--- Quoted passage ---

Two-Component Mixing
Magma mixing between two components with distinct Hf isotope signatures requires one end-member to have a highly radiogenic Hf isotope signature at 2.8 Ga (i.e., much higher than the depleted mantle, εHf(t) ∼ +10 in whole rocks and >+15 in mineral separates), and a second component with a near primitive-mantle like composition with εHf(t)∼ +1 (Nebel et al., 2013a). For a mixing scenario the co-variations between Fe and Hf isotopes in Figure 4 for the silicate-rich horizons only (i.e., excluding magnetitites, see section “Discussion”) also implies that the primitive mantle εHf(t) component is also primitive mantle-like in its Fe isotope composition with δ57Fe ∼0‰ (Figure 4).
FIGURE 4
For a layered intrusion whose magma is supposedly sourced from a mantle plume, it is plausible to assume that parental melts directly derived from within the plume are of basaltic to komatiitic composition (Campbell et al., 1989). Archean mantle-derived liquids from komatiites show variations in their Fe isotope composition from δ57Fe −0.2 to +0.2‰ (Dauphas et al., 2009; Hibbert et al., 2012; Nebel et al., 2014). This range reflects to a large extent mineral accumulation and crystal fractionation during igneous differentiation of isotopically light olivine. The large degree of melting within a mantle plume (e.g., Sossi et al., 2016a) prevents Fe isotope fractionation during partial melting, such that melt isotope compositions directly relate to their source Fe isotope composition (Nebel et al., 2014). One component in the Windimurra Upper Zone, being directly sourced from the mantle, can thus be constrained to a primitive mantle component (Sossi et al., 2016b).

--- Provided data ---

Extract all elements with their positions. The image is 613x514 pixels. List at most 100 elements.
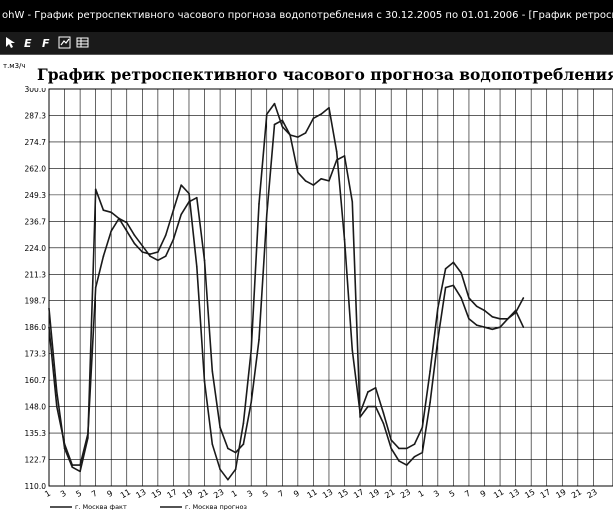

---

» **Tasks**:
1 - Condense the paragraph in the passage on two-component mixing that begins "For a layered intrusion whose magma" into a short bulleted list that keeps its main facts.
2 - Duplicate the section of the passage on two-component mixing starting at "Two-Component Mixing" and ending at "δ57Fe ∼0‰ (Figure 4).".

» **Exercise answers**:
1 -
- Melts derived directly from a mantle plume that feeds a layered intrusion are plausibly basaltic to komatiitic (Campbell et al., 1989).
- Archean komatiite liquids range from δ57Fe −0.2 to +0.2‰, largely because of mineral accumulation and crystal fractionation of isotopically light olivine.
- High degrees of melting in a plume prevent Fe isotope fractionation during partial melting, so melt compositions directly reflect the source (Nebel et al., 2014).
- One component of the Windimurra Upper Zone, sourced directly from the mantle, can therefore be constrained to a primitive mantle component (Sossi et al., 2016b).

2 -
Two-Component Mixing
Magma mixing between two components with distinct Hf isotope signatures requires one end-member to have a highly radiogenic Hf isotope signature at 2.8 Ga (i.e., much higher than the depleted mantle, εHf(t) ∼ +10 in whole rocks and >+15 in mineral separates), and a second component with a near primitive-mantle like composition with εHf(t)∼ +1 (Nebel et al., 2013a). For a mixing scenario the co-variations between Fe and Hf isotopes in Figure 4 for the silicate-rich horizons only (i.e., excluding magnetitites, see section “Discussion”) also implies that the primitive mantle εHf(t) component is also primitive mantle-like in its Fe isotope composition with δ57Fe ∼0‰ (Figure 4).